— begin EXTRACTED ENTRIES —

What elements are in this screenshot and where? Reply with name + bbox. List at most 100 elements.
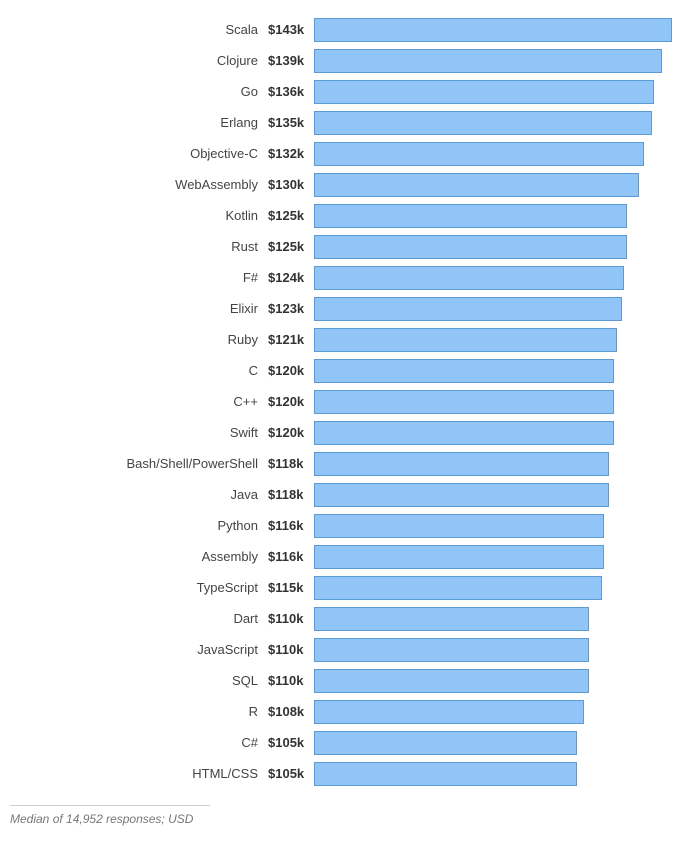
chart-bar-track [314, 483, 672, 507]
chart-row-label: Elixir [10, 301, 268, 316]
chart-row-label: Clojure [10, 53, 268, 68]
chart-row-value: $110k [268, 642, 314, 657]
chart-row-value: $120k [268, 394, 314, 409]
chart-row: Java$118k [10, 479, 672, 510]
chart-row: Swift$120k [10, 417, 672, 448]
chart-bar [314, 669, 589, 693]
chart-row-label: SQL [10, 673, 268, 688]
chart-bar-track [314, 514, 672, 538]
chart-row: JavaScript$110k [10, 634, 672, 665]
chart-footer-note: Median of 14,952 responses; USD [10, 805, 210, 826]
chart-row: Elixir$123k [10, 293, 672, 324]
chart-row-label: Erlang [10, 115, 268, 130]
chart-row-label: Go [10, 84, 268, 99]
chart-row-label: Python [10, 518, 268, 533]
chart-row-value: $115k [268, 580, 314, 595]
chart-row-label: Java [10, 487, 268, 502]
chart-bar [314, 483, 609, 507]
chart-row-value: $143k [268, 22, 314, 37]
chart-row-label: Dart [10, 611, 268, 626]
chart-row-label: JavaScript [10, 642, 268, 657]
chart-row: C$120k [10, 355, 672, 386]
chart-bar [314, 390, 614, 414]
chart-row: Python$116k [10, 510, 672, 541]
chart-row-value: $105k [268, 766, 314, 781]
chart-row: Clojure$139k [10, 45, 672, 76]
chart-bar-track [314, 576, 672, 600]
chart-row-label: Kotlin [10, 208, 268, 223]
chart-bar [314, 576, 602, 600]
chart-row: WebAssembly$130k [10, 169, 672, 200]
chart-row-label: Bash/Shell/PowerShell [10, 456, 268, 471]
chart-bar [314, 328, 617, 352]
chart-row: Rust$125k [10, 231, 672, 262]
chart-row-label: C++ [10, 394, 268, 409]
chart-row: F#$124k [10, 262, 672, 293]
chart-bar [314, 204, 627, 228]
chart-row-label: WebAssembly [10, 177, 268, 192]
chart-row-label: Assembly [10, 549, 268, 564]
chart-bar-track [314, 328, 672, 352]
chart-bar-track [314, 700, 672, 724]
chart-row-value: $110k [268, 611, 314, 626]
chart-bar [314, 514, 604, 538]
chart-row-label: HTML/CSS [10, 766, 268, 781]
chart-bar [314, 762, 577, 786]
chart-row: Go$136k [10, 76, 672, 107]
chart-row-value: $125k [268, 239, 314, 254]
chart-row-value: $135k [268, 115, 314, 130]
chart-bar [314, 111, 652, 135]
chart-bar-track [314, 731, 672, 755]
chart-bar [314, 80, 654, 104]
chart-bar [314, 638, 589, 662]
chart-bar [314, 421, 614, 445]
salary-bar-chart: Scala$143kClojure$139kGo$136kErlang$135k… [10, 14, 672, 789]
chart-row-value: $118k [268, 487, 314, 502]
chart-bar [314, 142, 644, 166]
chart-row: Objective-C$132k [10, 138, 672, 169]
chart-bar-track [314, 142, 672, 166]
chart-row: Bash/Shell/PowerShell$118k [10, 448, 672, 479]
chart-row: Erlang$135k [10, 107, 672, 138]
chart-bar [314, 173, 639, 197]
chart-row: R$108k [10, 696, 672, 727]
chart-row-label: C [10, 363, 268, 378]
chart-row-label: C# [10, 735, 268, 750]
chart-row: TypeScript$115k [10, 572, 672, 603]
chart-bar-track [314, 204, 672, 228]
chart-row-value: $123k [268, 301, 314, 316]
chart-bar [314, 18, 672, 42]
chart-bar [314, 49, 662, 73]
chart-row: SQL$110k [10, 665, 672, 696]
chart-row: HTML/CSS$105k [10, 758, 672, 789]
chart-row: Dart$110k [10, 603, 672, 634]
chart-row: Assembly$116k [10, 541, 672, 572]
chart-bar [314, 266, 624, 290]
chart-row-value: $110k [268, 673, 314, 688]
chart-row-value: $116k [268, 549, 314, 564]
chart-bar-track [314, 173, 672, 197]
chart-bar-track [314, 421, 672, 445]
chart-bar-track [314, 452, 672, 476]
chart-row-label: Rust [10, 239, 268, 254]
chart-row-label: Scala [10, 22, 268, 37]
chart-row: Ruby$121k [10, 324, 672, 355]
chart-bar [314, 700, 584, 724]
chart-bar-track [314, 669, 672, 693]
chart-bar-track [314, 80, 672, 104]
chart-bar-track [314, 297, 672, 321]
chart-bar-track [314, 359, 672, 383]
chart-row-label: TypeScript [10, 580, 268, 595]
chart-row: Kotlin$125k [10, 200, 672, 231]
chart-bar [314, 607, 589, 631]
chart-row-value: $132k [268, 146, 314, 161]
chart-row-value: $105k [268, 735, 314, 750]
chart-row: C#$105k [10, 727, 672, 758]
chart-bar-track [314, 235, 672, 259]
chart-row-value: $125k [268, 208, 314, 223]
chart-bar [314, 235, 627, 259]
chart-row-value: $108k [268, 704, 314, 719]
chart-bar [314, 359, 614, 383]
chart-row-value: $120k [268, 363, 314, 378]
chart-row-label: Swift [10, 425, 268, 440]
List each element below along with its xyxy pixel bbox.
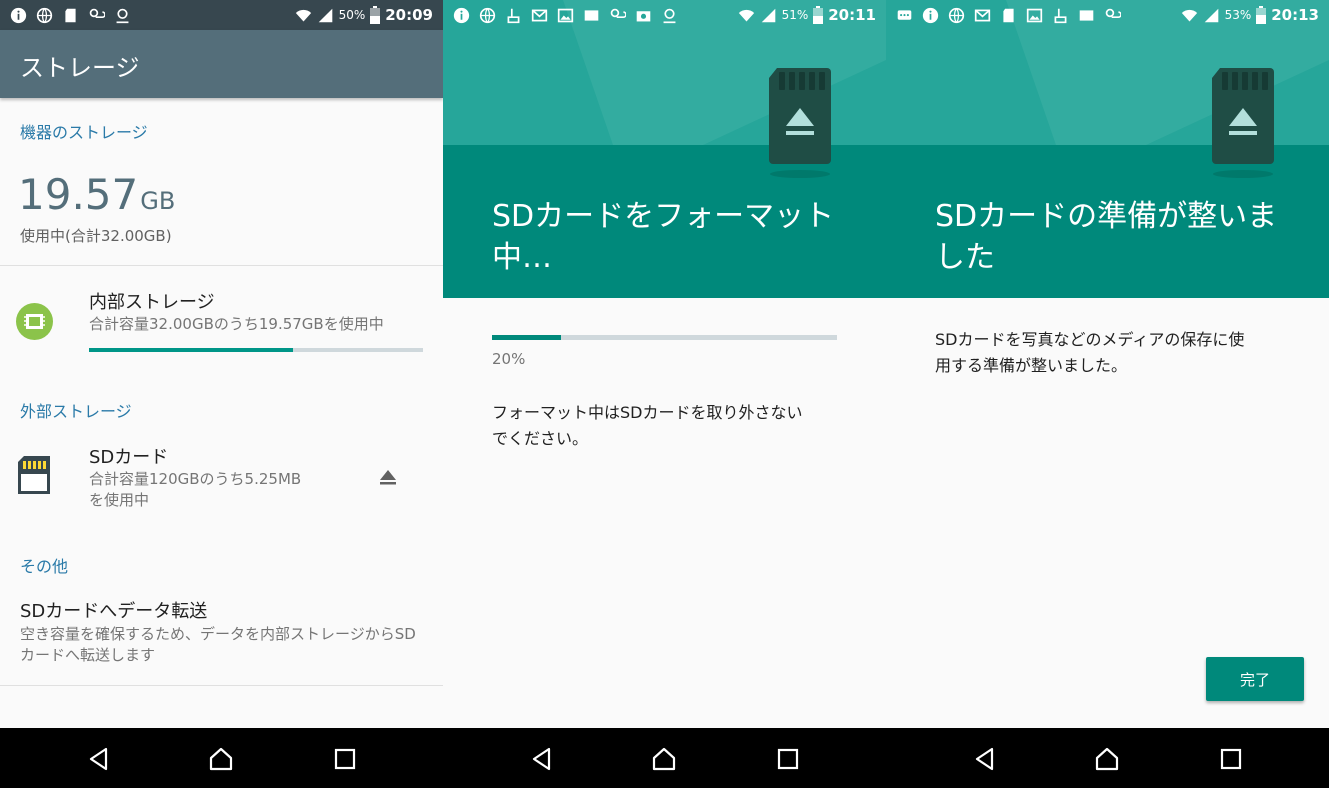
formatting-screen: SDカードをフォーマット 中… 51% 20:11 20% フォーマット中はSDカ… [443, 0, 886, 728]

— end EXTRACTED ENTRIES —

Arrange every line of the entries above as a JSON list of strings, one string per line, with blank lines skipped. Leave the pictures out.

ANSWER BELOW
[
  "What elements are in this screenshot and where? Reply with name + bbox. List at most 100 elements.",
  "chart-bar-track [314, 483, 672, 507]",
  "chart-row-label: Elixir [10, 301, 268, 316]",
  "chart-row-label: Clojure [10, 53, 268, 68]",
  "chart-row-value: $110k [268, 642, 314, 657]",
  "chart-row-value: $120k [268, 394, 314, 409]",
  "chart-row: Java$118k [10, 479, 672, 510]",
  "chart-row: Swift$120k [10, 417, 672, 448]",
  "chart-bar [314, 669, 589, 693]",
  "chart-row-label: SQL [10, 673, 268, 688]",
  "chart-bar-track [314, 514, 672, 538]",
  "chart-row: JavaScript$110k [10, 634, 672, 665]",
  "chart-footer-note: Median of 14,952 responses; USD [10, 805, 210, 826]",
  "chart-row: Elixir$123k [10, 293, 672, 324]",
  "chart-row-label: Erlang [10, 115, 268, 130]",
  "chart-row-label: Go [10, 84, 268, 99]",
  "chart-row-label: Python [10, 518, 268, 533]",
  "chart-row-value: $115k [268, 580, 314, 595]",
  "chart-row-label: Java [10, 487, 268, 502]",
  "chart-bar [314, 483, 609, 507]",
  "chart-row-value: $143k [268, 22, 314, 37]",
  "chart-row-label: Dart [10, 611, 268, 626]",
  "chart-row-label: JavaScript [10, 642, 268, 657]",
  "chart-row: C$120k [10, 355, 672, 386]",
  "chart-bar [314, 390, 614, 414]",
  "chart-row: Python$116k [10, 510, 672, 541]",
  "chart-row-value: $105k [268, 766, 314, 781]",
  "chart-row: Clojure$139k [10, 45, 672, 76]",
  "chart-bar-track [314, 576, 672, 600]",
  "chart-row-label: Kotlin [10, 208, 268, 223]",
  "chart-bar [314, 576, 602, 600]",
  "chart-row: WebAssembly$130k [10, 169, 672, 200]",
  "chart-row-label: Bash/Shell/PowerShell [10, 456, 268, 471]",
  "chart-bar [314, 328, 617, 352]",
  "chart-row: Rust$125k [10, 231, 672, 262]",
  "chart-row-label: C++ [10, 394, 268, 409]",
  "chart-row: F#$124k [10, 262, 672, 293]",
  "chart-bar [314, 204, 627, 228]",
  "chart-row-label: WebAssembly [10, 177, 268, 192]",
  "chart-row-label: Assembly [10, 549, 268, 564]",
  "chart-bar-track [314, 328, 672, 352]",
  "chart-bar-track [314, 700, 672, 724]",
  "chart-row-value: $110k [268, 611, 314, 626]",
  "chart-bar [314, 514, 604, 538]",
  "chart-row-label: HTML/CSS [10, 766, 268, 781]",
  "chart-bar [314, 762, 577, 786]",
  "chart-row: Go$136k [10, 76, 672, 107]",
  "chart-row-value: $125k [268, 239, 314, 254]",
  "chart-row-value: $135k [268, 115, 314, 130]",
  "chart-bar [314, 111, 652, 135]",
  "chart-bar-track [314, 731, 672, 755]",
  "chart-bar [314, 80, 654, 104]",
  "chart-bar [314, 638, 589, 662]",
  "chart-bar [314, 421, 614, 445]",
  "salary-bar-chart: Scala$143kClojure$139kGo$136kErlang$135k… [10, 14, 672, 789]",
  "chart-row-value: $118k [268, 487, 314, 502]",
  "chart-bar [314, 142, 644, 166]",
  "chart-row: Objective-C$132k [10, 138, 672, 169]",
  "chart-bar-track [314, 142, 672, 166]",
  "chart-row: Bash/Shell/PowerShell$118k [10, 448, 672, 479]",
  "chart-row: Erlang$135k [10, 107, 672, 138]",
  "chart-bar [314, 173, 639, 197]",
  "chart-row: R$108k [10, 696, 672, 727]",
  "chart-row-label: C [10, 363, 268, 378]",
  "chart-row-label: C# [10, 735, 268, 750]",
  "chart-row: TypeScript$115k [10, 572, 672, 603]",
  "chart-bar-track [314, 204, 672, 228]",
  "chart-row-value: $123k [268, 301, 314, 316]",
  "chart-bar [314, 18, 672, 42]",
  "chart-bar [314, 49, 662, 73]",
  "chart-row: SQL$110k [10, 665, 672, 696]",
  "chart-row: HTML/CSS$105k [10, 758, 672, 789]",
  "chart-row: Dart$110k [10, 603, 672, 634]",
  "chart-row: Assembly$116k [10, 541, 672, 572]",
  "chart-bar [314, 266, 624, 290]",
  "chart-row-value: $110k [268, 673, 314, 688]",
  "chart-row-value: $116k [268, 549, 314, 564]",
  "chart-bar-track [314, 173, 672, 197]",
  "chart-bar-track [314, 421, 672, 445]",
  "chart-bar-track [314, 452, 672, 476]",
  "chart-row-label: Rust [10, 239, 268, 254]",
  "chart-row-label: Scala [10, 22, 268, 37]",
  "chart-row: Ruby$121k [10, 324, 672, 355]",
  "chart-bar [314, 700, 584, 724]",
  "chart-bar-track [314, 669, 672, 693]",
  "chart-bar-track [314, 80, 672, 104]",
  "chart-bar-track [314, 297, 672, 321]",
  "chart-bar-track [314, 359, 672, 383]",
  "chart-row-label: TypeScript [10, 580, 268, 595]",
  "chart-row: Kotlin$125k [10, 200, 672, 231]",
  "chart-bar [314, 607, 589, 631]",
  "chart-row-value: $132k [268, 146, 314, 161]",
  "chart-row-value: $105k [268, 735, 314, 750]",
  "chart-row: C#$105k [10, 727, 672, 758]",
  "chart-bar-track [314, 235, 672, 259]",
  "chart-row-value: $125k [268, 208, 314, 223]",
  "chart-bar [314, 235, 627, 259]",
  "chart-row-value: $108k [268, 704, 314, 719]",
  "chart-bar [314, 359, 614, 383]",
  "chart-row-value: $120k [268, 363, 314, 378]",
  "chart-row-label: Swift [10, 425, 268, 440]",
  "List each element below along with its xyxy pixel bbox.",
  "formatting-screen: SDカードをフォーマット 中… 51% 20:11 20% フォーマット中はSDカ… [443, 0, 886, 728]"
]